Provided data:
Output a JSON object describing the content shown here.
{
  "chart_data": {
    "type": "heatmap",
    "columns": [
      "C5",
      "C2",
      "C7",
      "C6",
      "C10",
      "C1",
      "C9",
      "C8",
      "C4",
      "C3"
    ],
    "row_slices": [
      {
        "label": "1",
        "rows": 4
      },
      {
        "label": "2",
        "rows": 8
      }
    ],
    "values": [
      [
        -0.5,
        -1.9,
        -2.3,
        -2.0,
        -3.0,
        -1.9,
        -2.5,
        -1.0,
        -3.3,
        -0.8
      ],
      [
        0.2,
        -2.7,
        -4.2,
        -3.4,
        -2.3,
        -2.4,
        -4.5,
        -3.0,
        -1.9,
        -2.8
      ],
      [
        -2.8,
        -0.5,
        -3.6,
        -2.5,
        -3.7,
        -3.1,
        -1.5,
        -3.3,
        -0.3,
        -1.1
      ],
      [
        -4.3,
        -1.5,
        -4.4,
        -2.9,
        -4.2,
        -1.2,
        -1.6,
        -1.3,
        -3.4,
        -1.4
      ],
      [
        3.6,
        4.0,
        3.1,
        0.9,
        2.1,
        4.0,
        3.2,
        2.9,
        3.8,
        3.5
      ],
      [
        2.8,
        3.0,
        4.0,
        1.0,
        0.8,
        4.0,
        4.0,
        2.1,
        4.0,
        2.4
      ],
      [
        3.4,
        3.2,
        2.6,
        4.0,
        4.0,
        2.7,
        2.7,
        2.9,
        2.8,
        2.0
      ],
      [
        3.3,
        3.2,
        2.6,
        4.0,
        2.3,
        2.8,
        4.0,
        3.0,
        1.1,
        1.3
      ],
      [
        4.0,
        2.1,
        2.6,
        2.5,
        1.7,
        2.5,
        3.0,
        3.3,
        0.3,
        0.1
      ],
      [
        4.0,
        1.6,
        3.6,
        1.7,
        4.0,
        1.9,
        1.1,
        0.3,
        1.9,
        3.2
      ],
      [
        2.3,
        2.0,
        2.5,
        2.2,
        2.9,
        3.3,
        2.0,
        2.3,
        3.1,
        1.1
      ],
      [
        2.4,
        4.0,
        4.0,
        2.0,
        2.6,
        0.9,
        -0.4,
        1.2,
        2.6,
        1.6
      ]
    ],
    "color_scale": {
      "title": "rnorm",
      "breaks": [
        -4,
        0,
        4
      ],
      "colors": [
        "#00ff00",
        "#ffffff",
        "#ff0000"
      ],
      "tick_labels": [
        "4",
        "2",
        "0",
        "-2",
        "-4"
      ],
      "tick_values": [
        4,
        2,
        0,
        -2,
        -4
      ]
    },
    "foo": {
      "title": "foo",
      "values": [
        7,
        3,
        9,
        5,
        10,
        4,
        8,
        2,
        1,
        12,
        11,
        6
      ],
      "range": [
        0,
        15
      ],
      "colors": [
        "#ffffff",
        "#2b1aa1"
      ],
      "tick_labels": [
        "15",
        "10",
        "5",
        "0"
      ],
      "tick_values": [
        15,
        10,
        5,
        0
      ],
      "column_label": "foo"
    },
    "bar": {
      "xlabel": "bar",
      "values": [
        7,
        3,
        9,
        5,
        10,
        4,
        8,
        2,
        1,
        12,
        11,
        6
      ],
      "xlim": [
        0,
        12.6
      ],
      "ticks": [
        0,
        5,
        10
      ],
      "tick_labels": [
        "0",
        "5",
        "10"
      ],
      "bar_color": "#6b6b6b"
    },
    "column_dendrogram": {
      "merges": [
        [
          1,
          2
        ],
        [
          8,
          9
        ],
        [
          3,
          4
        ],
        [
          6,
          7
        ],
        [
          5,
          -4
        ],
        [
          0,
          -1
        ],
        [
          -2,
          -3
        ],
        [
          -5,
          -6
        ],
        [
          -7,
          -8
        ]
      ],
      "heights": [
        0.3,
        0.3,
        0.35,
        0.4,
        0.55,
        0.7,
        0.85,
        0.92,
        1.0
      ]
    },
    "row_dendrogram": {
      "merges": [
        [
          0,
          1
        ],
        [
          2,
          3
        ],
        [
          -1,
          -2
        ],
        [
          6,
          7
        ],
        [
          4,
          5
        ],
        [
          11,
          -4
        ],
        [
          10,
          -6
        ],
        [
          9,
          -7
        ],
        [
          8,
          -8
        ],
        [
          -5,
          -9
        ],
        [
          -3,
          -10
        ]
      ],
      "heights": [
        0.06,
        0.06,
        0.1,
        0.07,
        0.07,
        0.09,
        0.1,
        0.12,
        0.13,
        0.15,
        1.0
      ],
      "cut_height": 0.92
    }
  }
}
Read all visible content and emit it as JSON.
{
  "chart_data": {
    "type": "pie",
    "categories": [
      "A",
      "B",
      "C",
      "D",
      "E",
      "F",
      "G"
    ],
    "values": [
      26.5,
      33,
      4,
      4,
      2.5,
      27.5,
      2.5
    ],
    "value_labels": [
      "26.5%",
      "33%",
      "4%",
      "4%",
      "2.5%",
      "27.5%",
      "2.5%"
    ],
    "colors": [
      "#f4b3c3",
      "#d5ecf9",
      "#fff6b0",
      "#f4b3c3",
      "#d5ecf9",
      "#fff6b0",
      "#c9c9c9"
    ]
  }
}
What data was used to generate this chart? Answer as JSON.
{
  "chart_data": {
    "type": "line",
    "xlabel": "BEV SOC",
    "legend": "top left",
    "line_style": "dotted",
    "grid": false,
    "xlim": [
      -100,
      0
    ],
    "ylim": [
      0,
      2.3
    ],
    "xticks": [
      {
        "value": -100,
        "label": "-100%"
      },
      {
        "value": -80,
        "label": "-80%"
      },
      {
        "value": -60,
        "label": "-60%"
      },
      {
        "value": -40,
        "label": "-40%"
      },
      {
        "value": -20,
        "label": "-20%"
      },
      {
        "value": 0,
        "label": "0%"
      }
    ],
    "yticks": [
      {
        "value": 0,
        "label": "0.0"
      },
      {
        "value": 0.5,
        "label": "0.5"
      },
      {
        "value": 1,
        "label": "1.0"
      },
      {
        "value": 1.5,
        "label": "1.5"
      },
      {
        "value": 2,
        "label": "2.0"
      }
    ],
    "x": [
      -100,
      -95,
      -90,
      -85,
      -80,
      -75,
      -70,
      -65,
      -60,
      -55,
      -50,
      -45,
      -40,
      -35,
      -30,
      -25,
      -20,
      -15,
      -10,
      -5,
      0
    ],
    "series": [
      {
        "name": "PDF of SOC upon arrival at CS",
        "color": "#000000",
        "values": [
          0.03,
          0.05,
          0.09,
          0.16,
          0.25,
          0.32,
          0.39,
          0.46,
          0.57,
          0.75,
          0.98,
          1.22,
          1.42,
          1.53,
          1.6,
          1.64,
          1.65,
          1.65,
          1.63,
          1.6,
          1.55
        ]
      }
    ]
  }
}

Instructions to follow: Output every line above without altering anything.

Answer to the exercise:
Output a JSON object describing the content shown here.
{
  "chart_data": {
    "type": "heatmap",
    "columns": [
      "C5",
      "C2",
      "C7",
      "C6",
      "C10",
      "C1",
      "C9",
      "C8",
      "C4",
      "C3"
    ],
    "row_slices": [
      {
        "label": "1",
        "rows": 4
      },
      {
        "label": "2",
        "rows": 8
      }
    ],
    "values": [
      [
        -0.5,
        -1.9,
        -2.3,
        -2.0,
        -3.0,
        -1.9,
        -2.5,
        -1.0,
        -3.3,
        -0.8
      ],
      [
        0.2,
        -2.7,
        -4.2,
        -3.4,
        -2.3,
        -2.4,
        -4.5,
        -3.0,
        -1.9,
        -2.8
      ],
      [
        -2.8,
        -0.5,
        -3.6,
        -2.5,
        -3.7,
        -3.1,
        -1.5,
        -3.3,
        -0.3,
        -1.1
      ],
      [
        -4.3,
        -1.5,
        -4.4,
        -2.9,
        -4.2,
        -1.2,
        -1.6,
        -1.3,
        -3.4,
        -1.4
      ],
      [
        3.6,
        4.0,
        3.1,
        0.9,
        2.1,
        4.0,
        3.2,
        2.9,
        3.8,
        3.5
      ],
      [
        2.8,
        3.0,
        4.0,
        1.0,
        0.8,
        4.0,
        4.0,
        2.1,
        4.0,
        2.4
      ],
      [
        3.4,
        3.2,
        2.6,
        4.0,
        4.0,
        2.7,
        2.7,
        2.9,
        2.8,
        2.0
      ],
      [
        3.3,
        3.2,
        2.6,
        4.0,
        2.3,
        2.8,
        4.0,
        3.0,
        1.1,
        1.3
      ],
      [
        4.0,
        2.1,
        2.6,
        2.5,
        1.7,
        2.5,
        3.0,
        3.3,
        0.3,
        0.1
      ],
      [
        4.0,
        1.6,
        3.6,
        1.7,
        4.0,
        1.9,
        1.1,
        0.3,
        1.9,
        3.2
      ],
      [
        2.3,
        2.0,
        2.5,
        2.2,
        2.9,
        3.3,
        2.0,
        2.3,
        3.1,
        1.1
      ],
      [
        2.4,
        4.0,
        4.0,
        2.0,
        2.6,
        0.9,
        -0.4,
        1.2,
        2.6,
        1.6
      ]
    ],
    "color_scale": {
      "title": "rnorm",
      "breaks": [
        -4,
        0,
        4
      ],
      "colors": [
        "#00ff00",
        "#ffffff",
        "#ff0000"
      ],
      "tick_labels": [
        "4",
        "2",
        "0",
        "-2",
        "-4"
      ],
      "tick_values": [
        4,
        2,
        0,
        -2,
        -4
      ]
    },
    "foo": {
      "title": "foo",
      "values": [
        7,
        3,
        9,
        5,
        10,
        4,
        8,
        2,
        1,
        12,
        11,
        6
      ],
      "range": [
        0,
        15
      ],
      "colors": [
        "#ffffff",
        "#2b1aa1"
      ],
      "tick_labels": [
        "15",
        "10",
        "5",
        "0"
      ],
      "tick_values": [
        15,
        10,
        5,
        0
      ],
      "column_label": "foo"
    },
    "bar": {
      "xlabel": "bar",
      "values": [
        7,
        3,
        9,
        5,
        10,
        4,
        8,
        2,
        1,
        12,
        11,
        6
      ],
      "xlim": [
        0,
        12.6
      ],
      "ticks": [
        0,
        5,
        10
      ],
      "tick_labels": [
        "0",
        "5",
        "10"
      ],
      "bar_color": "#6b6b6b"
    },
    "column_dendrogram": {
      "merges": [
        [
          1,
          2
        ],
        [
          8,
          9
        ],
        [
          3,
          4
        ],
        [
          6,
          7
        ],
        [
          5,
          -4
        ],
        [
          0,
          -1
        ],
        [
          -2,
          -3
        ],
        [
          -5,
          -6
        ],
        [
          -7,
          -8
        ]
      ],
      "heights": [
        0.3,
        0.3,
        0.35,
        0.4,
        0.55,
        0.7,
        0.85,
        0.92,
        1.0
      ]
    },
    "row_dendrogram": {
      "merges": [
        [
          0,
          1
        ],
        [
          2,
          3
        ],
        [
          -1,
          -2
        ],
        [
          6,
          7
        ],
        [
          4,
          5
        ],
        [
          11,
          -4
        ],
        [
          10,
          -6
        ],
        [
          9,
          -7
        ],
        [
          8,
          -8
        ],
        [
          -5,
          -9
        ],
        [
          -3,
          -10
        ]
      ],
      "heights": [
        0.06,
        0.06,
        0.1,
        0.07,
        0.07,
        0.09,
        0.1,
        0.12,
        0.13,
        0.15,
        1.0
      ],
      "cut_height": 0.92
    }
  }
}
Read all visible content and emit it as JSON.
{
  "chart_data": {
    "type": "pie",
    "categories": [
      "A",
      "B",
      "C",
      "D",
      "E",
      "F",
      "G"
    ],
    "values": [
      26.5,
      33,
      4,
      4,
      2.5,
      27.5,
      2.5
    ],
    "value_labels": [
      "26.5%",
      "33%",
      "4%",
      "4%",
      "2.5%",
      "27.5%",
      "2.5%"
    ],
    "colors": [
      "#f4b3c3",
      "#d5ecf9",
      "#fff6b0",
      "#f4b3c3",
      "#d5ecf9",
      "#fff6b0",
      "#c9c9c9"
    ]
  }
}
What data was used to generate this chart? Answer as JSON.
{
  "chart_data": {
    "type": "line",
    "xlabel": "BEV SOC",
    "legend": "top left",
    "line_style": "dotted",
    "grid": false,
    "xlim": [
      -100,
      0
    ],
    "ylim": [
      0,
      2.3
    ],
    "xticks": [
      {
        "value": -100,
        "label": "-100%"
      },
      {
        "value": -80,
        "label": "-80%"
      },
      {
        "value": -60,
        "label": "-60%"
      },
      {
        "value": -40,
        "label": "-40%"
      },
      {
        "value": -20,
        "label": "-20%"
      },
      {
        "value": 0,
        "label": "0%"
      }
    ],
    "yticks": [
      {
        "value": 0,
        "label": "0.0"
      },
      {
        "value": 0.5,
        "label": "0.5"
      },
      {
        "value": 1,
        "label": "1.0"
      },
      {
        "value": 1.5,
        "label": "1.5"
      },
      {
        "value": 2,
        "label": "2.0"
      }
    ],
    "x": [
      -100,
      -95,
      -90,
      -85,
      -80,
      -75,
      -70,
      -65,
      -60,
      -55,
      -50,
      -45,
      -40,
      -35,
      -30,
      -25,
      -20,
      -15,
      -10,
      -5,
      0
    ],
    "series": [
      {
        "name": "PDF of SOC upon arrival at CS",
        "color": "#000000",
        "values": [
          0.03,
          0.05,
          0.09,
          0.16,
          0.25,
          0.32,
          0.39,
          0.46,
          0.57,
          0.75,
          0.98,
          1.22,
          1.42,
          1.53,
          1.6,
          1.64,
          1.65,
          1.65,
          1.63,
          1.6,
          1.55
        ]
      }
    ]
  }
}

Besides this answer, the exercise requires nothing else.